>>>>>
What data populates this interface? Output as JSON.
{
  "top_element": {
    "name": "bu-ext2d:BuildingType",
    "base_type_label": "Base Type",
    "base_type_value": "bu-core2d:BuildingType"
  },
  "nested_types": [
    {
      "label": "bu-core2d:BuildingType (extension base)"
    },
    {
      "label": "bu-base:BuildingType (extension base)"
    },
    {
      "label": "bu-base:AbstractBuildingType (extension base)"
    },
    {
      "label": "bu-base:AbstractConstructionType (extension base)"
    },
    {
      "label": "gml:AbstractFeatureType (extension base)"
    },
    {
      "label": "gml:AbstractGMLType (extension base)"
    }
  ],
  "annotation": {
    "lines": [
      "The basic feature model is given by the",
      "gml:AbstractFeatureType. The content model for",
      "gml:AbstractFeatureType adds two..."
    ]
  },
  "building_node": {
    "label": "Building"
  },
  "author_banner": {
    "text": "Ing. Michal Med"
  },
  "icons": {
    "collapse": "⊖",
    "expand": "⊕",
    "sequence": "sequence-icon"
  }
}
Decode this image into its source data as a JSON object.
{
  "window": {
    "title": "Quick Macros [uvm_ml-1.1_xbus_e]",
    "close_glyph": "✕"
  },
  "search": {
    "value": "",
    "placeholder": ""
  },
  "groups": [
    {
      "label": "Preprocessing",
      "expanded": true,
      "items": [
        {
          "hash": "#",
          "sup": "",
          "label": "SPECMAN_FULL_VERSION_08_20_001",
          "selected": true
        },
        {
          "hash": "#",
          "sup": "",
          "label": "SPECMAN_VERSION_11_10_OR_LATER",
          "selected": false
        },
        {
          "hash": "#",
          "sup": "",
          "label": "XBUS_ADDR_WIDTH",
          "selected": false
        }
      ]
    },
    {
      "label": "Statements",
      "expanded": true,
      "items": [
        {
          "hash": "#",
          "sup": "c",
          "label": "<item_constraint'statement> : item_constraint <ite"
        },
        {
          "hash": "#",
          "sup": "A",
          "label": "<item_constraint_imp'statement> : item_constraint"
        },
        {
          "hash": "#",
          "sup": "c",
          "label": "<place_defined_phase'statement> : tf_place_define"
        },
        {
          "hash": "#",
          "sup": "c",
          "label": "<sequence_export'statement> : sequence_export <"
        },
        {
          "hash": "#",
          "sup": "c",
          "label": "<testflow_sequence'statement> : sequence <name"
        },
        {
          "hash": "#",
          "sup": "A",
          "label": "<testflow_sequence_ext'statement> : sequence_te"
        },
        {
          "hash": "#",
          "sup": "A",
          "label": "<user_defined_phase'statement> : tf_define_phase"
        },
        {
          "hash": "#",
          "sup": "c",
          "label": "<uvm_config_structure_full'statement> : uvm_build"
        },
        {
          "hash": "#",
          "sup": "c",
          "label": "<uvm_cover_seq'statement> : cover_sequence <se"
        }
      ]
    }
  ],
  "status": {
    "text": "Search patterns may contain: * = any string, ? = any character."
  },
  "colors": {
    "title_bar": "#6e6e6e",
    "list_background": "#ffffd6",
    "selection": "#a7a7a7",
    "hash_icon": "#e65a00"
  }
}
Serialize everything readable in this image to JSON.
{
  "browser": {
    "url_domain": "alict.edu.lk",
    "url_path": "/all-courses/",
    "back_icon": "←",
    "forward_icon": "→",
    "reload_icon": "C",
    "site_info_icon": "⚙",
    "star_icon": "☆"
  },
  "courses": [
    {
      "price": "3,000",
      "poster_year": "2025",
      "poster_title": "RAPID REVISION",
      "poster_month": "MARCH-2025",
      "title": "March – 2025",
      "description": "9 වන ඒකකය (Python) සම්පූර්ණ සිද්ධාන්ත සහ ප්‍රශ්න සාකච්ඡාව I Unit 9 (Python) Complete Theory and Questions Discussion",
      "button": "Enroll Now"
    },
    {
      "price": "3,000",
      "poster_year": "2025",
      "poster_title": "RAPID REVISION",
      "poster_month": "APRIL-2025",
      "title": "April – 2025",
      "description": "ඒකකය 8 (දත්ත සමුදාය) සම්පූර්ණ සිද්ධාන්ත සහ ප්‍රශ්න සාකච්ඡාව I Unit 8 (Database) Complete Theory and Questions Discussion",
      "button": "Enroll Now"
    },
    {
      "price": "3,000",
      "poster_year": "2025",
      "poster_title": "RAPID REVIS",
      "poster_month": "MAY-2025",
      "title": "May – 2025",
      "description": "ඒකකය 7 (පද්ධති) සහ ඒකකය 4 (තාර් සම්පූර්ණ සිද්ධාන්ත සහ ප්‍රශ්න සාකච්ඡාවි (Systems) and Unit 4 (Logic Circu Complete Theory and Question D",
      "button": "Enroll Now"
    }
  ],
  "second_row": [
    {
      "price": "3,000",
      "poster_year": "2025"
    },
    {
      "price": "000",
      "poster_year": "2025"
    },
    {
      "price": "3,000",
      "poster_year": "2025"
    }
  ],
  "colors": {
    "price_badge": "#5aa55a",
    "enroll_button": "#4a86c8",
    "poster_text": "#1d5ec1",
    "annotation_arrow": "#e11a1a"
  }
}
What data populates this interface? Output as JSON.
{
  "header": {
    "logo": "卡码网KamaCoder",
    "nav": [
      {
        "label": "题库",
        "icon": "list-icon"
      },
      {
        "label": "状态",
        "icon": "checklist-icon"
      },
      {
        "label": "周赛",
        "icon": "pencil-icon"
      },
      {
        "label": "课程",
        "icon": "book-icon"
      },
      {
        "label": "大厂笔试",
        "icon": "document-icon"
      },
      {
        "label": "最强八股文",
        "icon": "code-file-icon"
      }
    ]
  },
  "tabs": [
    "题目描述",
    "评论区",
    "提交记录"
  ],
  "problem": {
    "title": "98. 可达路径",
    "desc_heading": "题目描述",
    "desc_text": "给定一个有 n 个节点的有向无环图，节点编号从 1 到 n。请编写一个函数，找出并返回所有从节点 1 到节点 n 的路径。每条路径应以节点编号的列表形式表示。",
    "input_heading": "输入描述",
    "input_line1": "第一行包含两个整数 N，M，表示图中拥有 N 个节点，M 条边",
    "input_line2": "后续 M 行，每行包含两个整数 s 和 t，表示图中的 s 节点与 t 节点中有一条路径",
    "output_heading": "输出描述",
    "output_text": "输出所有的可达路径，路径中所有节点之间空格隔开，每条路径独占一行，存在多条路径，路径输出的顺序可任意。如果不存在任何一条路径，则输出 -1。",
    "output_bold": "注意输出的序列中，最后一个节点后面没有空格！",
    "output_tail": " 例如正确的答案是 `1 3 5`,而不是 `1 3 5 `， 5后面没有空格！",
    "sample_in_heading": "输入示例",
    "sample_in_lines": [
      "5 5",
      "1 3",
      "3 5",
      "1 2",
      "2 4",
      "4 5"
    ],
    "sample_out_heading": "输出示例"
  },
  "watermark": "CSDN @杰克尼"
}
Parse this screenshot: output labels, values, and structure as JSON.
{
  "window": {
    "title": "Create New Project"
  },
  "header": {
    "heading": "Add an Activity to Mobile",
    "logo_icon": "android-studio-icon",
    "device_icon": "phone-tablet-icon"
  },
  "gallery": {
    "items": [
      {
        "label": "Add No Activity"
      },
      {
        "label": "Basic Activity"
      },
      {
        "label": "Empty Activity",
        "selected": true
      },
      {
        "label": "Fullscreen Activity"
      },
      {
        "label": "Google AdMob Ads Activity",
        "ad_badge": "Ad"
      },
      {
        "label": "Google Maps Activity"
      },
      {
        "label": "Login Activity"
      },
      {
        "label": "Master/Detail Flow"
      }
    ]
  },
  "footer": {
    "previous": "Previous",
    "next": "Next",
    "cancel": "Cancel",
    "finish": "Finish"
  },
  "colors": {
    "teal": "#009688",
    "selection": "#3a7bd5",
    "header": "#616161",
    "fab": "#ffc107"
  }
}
<<<<<
BRIEF >>
Find and copy each line above that includes the string "image".

EXERCISE RESULT >>
Decode this image into its source data as a JSON object.
Serialize everything readable in this image to JSON.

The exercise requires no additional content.